Alıştırma Görevleri.
(a) Gezi yazısına göre aşağıdaki soruların cevapları nedir?
(i) Yazar Antakya Otogarı’ndan Adıyaman’a giden otobüse hangi gün bindi?
(ii) Yazar Nemrut Dağı’nda neyi seyretmek istiyordu?
(iii) Kahramanmaraş’taki molada yazar ne yedi?
(b) Aşağıdaki ifadeler gezi yazısıyla uyuşuyor mu? Her biri için evet ya da hayır deyin ve belirleyici sözleri yazıdan alıntılayın.
(i) Yazar daha önce Nemrut Dağı’na gitmişti.
(ii) Yaz aylarında bölgeye gitmek pek tavsiye edilmiyor.
(iii) Otobüs Adıyaman’a Gaziantep üzerinden gitti.
(c) Gezi yazısında "Yaz ayları aşırı" sözcüklerinden başlayıp "deneyimi yaşamak niyetindeydim." sözcükleri de dahil olmak üzere o kısma kadar olan bölümü aynen kopyalayın.

Okuma Parçası.
ANTAKYA-ADIYAMAN-NEMRUT-ŞANLIURFA-GAZİANTEP-ANTAKYA
2017 yılının Temmuz ayının son gününde Antakya Otogarı’ndan Adıyaman’a giden otobüse bindim. Maksadım hiç gitmediğim Nemrut Dağı’na çıkmak ve orada gün doğumunu seyretmekti. Evden ayrılırken bütün zihnim bu amaca odaklıydı ve başka hiçbir şey düşünemiyordum.
Yaz ayları aşırı sıcaklardan ötürü söz konusu bölgeye gitmek çok tavsiye edilmiyor olsa da, ben mental olarak her türlü zorluğa katlanarak bu harika deneyimi yaşamak niyetindeydim.
Nitekim otobüs Kahramanmaraş üzerinden Adıyaman’a doğru bütün hızıyla hareket ediyor ve beni bu yüce amaca taşıyordu. Tabii Adıyaman’dan önce Kahramanmaraş’ta bir mola verdi ve ben de bu molayı aşırı sıcakların da etkisiyle güzel bir Maraş dondurması yiyerek değerlendirdim.

Sağlanan Veriler.

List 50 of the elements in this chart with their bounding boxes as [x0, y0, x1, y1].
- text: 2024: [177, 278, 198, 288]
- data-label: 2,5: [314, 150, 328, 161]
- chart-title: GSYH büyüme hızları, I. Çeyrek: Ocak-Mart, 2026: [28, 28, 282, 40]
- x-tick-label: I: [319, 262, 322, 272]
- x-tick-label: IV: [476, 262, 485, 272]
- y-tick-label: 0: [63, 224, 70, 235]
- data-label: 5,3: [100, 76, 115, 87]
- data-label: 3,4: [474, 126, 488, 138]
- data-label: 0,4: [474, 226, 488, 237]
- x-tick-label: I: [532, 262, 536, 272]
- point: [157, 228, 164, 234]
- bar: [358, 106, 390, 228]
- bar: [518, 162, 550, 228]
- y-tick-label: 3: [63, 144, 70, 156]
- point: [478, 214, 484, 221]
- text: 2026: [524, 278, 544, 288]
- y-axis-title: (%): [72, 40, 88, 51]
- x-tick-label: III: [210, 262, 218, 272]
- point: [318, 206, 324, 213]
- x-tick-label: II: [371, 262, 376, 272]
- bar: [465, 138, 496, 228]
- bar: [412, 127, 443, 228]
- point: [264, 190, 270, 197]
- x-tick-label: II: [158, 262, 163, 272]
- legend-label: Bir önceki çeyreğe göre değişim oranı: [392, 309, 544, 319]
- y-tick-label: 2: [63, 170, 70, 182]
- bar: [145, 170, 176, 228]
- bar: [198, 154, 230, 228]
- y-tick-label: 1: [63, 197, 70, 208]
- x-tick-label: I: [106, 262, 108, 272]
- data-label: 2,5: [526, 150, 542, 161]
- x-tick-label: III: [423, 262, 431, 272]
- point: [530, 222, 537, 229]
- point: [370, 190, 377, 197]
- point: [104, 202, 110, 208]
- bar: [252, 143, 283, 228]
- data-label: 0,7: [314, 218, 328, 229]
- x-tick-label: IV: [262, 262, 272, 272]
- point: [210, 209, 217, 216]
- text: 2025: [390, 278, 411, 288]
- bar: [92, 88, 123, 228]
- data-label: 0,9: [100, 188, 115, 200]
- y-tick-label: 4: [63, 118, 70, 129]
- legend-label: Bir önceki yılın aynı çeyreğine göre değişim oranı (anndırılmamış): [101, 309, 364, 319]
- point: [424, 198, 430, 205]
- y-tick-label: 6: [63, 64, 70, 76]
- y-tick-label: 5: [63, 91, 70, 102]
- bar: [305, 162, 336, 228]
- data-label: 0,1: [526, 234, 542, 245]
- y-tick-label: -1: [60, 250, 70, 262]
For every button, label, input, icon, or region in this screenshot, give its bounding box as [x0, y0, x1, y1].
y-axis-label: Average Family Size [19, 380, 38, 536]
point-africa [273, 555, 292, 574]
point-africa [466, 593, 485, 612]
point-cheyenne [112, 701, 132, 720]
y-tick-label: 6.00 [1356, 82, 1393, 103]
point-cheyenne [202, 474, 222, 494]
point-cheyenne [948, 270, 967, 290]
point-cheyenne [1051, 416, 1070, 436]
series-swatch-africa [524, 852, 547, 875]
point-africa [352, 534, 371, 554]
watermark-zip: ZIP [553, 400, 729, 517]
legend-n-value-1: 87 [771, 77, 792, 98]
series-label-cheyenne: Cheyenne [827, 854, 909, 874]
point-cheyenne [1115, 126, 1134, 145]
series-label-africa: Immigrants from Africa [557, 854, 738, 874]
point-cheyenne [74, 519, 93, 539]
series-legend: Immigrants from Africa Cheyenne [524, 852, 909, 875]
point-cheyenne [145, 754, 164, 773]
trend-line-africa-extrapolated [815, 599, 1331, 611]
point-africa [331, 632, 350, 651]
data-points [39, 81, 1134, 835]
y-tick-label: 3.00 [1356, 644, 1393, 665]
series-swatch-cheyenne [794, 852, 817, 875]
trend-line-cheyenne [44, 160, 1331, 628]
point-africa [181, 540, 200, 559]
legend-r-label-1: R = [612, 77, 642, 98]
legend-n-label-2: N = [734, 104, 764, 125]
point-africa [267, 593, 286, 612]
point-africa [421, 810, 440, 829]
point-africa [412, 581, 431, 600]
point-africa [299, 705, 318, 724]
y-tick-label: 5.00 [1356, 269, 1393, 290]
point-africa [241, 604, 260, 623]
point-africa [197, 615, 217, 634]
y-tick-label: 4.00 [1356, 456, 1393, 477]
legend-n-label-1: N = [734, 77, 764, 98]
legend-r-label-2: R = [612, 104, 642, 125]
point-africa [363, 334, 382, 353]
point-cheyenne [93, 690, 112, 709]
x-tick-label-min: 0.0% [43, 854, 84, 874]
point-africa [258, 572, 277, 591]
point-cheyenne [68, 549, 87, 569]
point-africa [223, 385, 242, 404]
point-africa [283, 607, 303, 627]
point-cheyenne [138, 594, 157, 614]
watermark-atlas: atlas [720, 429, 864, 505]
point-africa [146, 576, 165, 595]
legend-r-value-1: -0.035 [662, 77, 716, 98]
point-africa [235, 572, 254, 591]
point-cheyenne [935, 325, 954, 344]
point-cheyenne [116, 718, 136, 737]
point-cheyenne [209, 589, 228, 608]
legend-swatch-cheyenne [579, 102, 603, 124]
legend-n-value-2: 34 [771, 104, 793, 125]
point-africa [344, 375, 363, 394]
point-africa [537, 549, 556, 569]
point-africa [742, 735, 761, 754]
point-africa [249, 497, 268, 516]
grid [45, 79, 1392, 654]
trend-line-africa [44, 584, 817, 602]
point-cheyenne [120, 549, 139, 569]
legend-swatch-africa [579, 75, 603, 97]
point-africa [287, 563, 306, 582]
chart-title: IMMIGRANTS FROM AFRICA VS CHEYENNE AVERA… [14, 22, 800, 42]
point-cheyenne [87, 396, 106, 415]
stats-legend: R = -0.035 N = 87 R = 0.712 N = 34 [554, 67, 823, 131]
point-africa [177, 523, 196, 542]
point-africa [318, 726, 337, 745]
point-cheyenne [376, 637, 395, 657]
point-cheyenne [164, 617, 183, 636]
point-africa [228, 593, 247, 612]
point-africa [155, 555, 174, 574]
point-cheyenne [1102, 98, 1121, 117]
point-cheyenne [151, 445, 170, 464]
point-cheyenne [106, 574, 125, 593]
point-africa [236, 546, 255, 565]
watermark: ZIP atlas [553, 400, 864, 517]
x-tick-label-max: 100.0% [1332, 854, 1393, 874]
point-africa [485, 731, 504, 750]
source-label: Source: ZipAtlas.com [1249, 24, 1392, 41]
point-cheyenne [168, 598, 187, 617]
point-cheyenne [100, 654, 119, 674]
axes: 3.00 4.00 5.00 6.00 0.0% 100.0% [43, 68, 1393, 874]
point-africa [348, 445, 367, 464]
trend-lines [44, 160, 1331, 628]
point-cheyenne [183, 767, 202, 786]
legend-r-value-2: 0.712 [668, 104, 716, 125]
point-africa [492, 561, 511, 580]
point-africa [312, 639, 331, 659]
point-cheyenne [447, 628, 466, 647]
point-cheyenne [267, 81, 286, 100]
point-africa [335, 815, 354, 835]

Alıştırma Sonuçları.
(a)
(i) 2017 yılının Temmuz ayının son gününde.
(ii) Gün doğumunu.
(iii) Maraş dondurması.

(b)
(i) Hayır: "hiç gitmediğim Nemrut Dağı’na çıkmak"
(ii) Evet: "Yaz ayları aşırı sıcaklardan ötürü söz konusu bölgeye gitmek çok tavsiye edilmiyor"
(iii) Hayır: "otobüs Kahramanmaraş üzerinden Adıyaman’a doğru bütün hızıyla hareket ediyor"

(c)
Yaz ayları aşırı sıcaklardan ötürü söz konusu bölgeye gitmek çok tavsiye edilmiyor olsa da, ben mental olarak her türlü zorluğa katlanarak bu harika deneyimi yaşamak niyetindeydim.